> What is expected: Pull every line of the entries that has the word "Overhaul".

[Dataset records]
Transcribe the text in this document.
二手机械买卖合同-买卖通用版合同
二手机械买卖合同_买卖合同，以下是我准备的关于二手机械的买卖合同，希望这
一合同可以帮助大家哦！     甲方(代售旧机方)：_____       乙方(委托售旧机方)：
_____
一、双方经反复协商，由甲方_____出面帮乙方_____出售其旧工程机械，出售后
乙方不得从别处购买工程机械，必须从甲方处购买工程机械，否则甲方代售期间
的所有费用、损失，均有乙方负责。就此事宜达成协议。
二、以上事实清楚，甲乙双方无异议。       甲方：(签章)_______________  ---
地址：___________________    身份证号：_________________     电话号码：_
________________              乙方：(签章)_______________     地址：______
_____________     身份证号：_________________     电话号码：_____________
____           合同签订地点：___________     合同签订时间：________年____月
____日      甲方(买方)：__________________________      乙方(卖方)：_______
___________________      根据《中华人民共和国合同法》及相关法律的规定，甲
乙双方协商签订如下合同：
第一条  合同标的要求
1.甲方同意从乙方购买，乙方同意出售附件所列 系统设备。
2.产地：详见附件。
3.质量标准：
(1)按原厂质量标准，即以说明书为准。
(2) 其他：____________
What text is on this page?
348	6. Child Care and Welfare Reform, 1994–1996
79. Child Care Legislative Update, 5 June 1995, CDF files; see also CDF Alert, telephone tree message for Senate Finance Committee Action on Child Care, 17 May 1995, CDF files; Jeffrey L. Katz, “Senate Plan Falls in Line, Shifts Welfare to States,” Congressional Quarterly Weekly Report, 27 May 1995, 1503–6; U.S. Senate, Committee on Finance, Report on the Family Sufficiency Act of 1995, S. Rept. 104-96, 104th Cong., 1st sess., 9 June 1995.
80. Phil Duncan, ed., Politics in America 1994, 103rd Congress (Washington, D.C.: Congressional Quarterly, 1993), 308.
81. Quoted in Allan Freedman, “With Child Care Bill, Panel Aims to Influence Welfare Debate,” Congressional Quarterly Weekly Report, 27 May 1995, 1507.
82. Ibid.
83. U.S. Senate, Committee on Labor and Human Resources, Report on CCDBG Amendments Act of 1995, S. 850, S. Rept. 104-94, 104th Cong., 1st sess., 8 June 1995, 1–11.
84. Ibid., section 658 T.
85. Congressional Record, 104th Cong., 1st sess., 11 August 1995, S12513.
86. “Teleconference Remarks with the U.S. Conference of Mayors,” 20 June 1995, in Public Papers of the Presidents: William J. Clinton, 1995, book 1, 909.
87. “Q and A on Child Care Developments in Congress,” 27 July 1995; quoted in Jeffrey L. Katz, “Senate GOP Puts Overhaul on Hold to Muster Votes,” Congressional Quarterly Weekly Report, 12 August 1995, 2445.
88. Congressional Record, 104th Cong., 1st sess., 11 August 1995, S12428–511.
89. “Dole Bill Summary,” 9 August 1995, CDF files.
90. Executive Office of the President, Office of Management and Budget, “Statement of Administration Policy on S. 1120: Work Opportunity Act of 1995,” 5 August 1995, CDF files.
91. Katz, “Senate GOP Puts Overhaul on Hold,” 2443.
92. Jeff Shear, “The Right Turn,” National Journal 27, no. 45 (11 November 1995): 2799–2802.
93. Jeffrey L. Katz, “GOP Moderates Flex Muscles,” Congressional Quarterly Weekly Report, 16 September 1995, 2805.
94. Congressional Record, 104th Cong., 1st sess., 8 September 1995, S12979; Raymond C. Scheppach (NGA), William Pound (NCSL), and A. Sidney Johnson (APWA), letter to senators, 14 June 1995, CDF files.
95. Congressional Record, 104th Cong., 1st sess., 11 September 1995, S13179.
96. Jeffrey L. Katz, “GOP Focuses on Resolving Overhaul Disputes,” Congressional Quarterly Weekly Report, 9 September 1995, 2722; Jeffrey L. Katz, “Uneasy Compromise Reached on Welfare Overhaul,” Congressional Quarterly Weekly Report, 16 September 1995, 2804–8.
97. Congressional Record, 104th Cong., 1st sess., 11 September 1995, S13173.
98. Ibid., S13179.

> Response below:
87. “Q and A on Child Care Developments in Congress,” 27 July 1995; quoted in Jeffrey L. Katz, “Senate GOP Puts Overhaul on Hold to Muster Votes,” Congressional Quarterly Weekly Report, 12 August 1995, 2445.
91. Katz, “Senate GOP Puts Overhaul on Hold,” 2443.
96. Jeffrey L. Katz, “GOP Focuses on Resolving Overhaul Disputes,” Congressional Quarterly Weekly Report, 9 September 1995, 2722; Jeffrey L. Katz, “Uneasy Compromise Reached on Welfare Overhaul,” Congressional Quarterly Weekly Report, 16 September 1995, 2804–8.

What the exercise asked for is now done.